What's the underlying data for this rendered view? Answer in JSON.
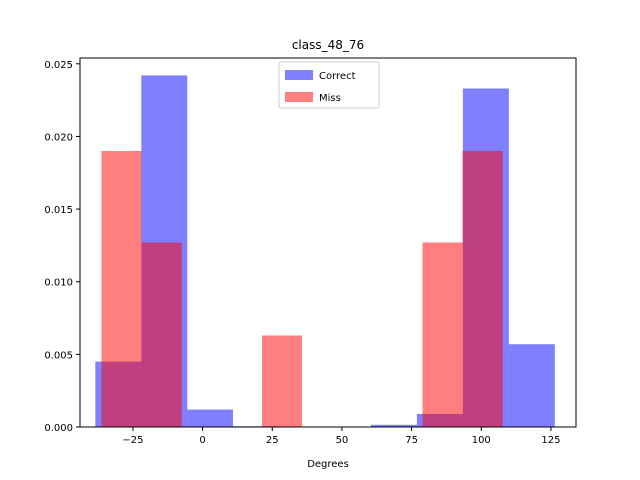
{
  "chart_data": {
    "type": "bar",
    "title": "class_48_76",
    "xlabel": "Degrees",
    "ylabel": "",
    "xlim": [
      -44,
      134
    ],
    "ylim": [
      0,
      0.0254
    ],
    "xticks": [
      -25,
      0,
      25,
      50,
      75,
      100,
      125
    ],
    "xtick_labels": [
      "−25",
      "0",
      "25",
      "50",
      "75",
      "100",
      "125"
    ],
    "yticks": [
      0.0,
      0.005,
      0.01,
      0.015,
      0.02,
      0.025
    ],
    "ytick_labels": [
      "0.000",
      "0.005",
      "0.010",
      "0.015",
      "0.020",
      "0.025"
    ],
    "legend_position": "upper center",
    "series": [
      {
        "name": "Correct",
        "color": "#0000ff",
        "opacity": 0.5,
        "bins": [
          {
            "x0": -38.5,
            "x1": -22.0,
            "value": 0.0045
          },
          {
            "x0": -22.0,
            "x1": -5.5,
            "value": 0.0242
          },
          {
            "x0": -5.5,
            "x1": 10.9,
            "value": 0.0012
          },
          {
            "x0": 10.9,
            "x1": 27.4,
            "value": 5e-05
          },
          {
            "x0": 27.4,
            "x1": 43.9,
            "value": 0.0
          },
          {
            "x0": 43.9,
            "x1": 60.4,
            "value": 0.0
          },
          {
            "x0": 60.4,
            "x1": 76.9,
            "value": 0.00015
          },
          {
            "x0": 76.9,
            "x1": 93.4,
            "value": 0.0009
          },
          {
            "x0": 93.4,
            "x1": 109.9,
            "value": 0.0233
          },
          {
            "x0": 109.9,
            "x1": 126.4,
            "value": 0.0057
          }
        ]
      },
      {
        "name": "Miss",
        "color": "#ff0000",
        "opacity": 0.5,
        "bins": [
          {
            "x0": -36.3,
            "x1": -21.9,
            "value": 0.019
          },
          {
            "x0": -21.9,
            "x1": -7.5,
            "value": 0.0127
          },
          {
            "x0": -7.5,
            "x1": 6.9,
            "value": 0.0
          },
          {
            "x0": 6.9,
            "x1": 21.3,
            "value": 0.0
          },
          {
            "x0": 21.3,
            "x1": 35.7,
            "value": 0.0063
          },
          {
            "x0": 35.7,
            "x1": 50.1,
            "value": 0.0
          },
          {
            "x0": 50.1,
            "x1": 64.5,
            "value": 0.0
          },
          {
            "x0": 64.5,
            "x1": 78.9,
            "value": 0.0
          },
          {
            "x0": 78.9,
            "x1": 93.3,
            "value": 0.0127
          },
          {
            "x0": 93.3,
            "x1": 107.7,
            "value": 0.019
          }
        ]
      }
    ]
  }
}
* * *
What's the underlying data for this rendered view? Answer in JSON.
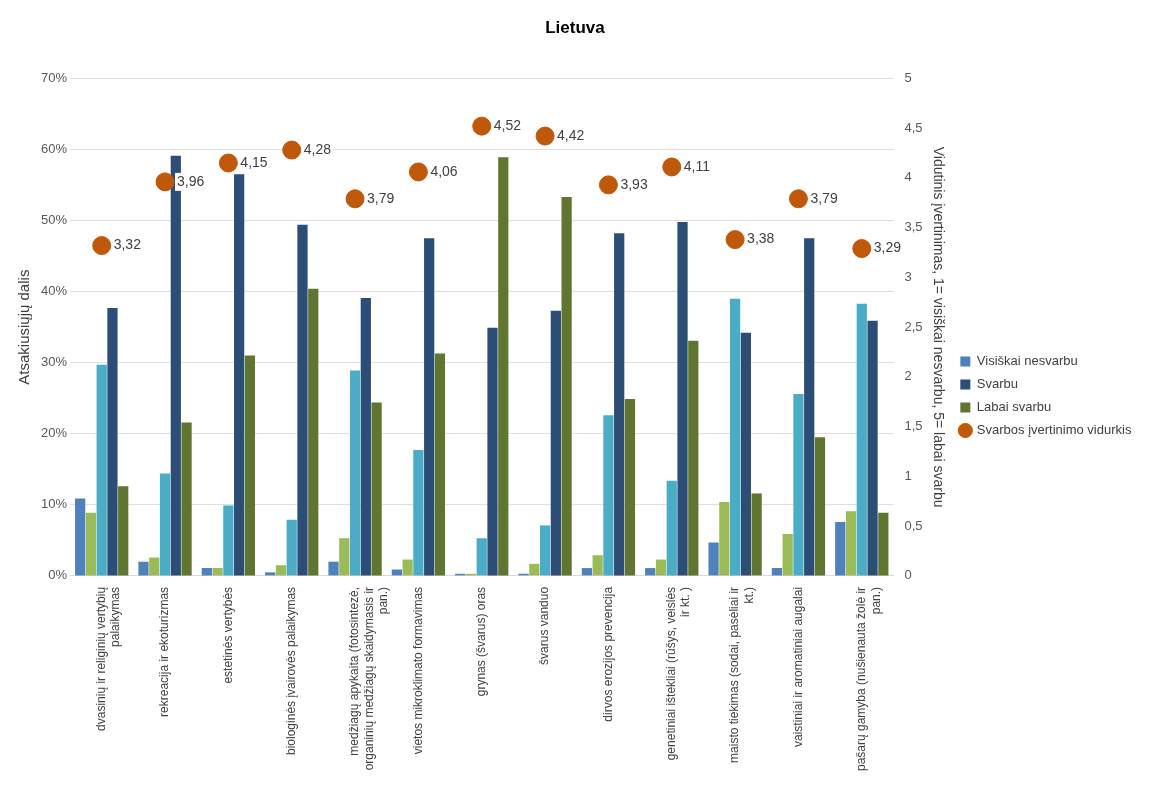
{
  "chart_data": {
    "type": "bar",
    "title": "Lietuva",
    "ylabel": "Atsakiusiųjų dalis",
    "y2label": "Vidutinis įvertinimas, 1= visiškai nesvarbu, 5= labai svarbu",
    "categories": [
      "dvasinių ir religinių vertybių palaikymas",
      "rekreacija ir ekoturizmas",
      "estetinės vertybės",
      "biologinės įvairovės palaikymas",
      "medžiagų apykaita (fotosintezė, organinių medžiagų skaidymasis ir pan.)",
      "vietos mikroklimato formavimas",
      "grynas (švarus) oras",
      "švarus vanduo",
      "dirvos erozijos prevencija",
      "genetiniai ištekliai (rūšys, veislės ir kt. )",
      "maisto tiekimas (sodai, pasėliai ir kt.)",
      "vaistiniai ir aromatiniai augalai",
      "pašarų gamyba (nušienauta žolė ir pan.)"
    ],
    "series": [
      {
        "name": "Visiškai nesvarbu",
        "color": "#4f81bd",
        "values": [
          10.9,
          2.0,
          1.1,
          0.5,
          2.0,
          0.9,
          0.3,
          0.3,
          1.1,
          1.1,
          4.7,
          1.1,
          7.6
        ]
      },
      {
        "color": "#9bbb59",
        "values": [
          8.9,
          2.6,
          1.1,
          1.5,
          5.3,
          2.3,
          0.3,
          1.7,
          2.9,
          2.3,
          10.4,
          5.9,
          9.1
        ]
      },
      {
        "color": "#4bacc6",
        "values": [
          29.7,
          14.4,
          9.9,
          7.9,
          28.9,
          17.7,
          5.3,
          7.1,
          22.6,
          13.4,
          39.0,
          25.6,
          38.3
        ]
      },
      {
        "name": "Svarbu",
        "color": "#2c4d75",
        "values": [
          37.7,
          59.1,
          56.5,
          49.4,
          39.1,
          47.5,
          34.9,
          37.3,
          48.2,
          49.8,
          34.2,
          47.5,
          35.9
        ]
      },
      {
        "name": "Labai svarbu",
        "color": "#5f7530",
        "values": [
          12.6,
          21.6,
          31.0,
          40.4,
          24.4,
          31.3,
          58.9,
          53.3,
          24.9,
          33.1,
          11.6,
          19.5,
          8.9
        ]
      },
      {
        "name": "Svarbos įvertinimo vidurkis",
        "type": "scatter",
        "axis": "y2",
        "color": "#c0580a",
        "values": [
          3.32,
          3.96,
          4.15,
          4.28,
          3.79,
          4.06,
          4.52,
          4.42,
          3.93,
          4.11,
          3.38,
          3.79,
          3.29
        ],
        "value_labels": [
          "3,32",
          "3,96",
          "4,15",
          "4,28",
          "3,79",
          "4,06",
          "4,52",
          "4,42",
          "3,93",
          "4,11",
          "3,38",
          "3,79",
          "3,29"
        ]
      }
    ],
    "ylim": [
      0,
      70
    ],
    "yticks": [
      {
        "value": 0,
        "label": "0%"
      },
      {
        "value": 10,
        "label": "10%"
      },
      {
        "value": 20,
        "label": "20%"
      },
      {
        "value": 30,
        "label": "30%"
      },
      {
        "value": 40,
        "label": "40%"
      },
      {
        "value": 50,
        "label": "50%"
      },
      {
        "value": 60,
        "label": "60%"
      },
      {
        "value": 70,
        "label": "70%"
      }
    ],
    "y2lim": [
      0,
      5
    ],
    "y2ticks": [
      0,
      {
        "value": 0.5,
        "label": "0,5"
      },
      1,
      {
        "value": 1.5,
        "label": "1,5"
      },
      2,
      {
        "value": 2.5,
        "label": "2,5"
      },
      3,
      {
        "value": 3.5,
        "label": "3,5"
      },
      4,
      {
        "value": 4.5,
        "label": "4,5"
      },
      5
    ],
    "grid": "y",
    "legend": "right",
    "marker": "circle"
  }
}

WORK TO COMPLETE: Among the lines of the material, find those that hold the word "nesvarbu" and copy them.

FINAL RESULT:
    "y2label": "Vidutinis įvertinimas, 1= visiškai nesvarbu, 5= labai svarbu",
        "name": "Visiškai nesvarbu",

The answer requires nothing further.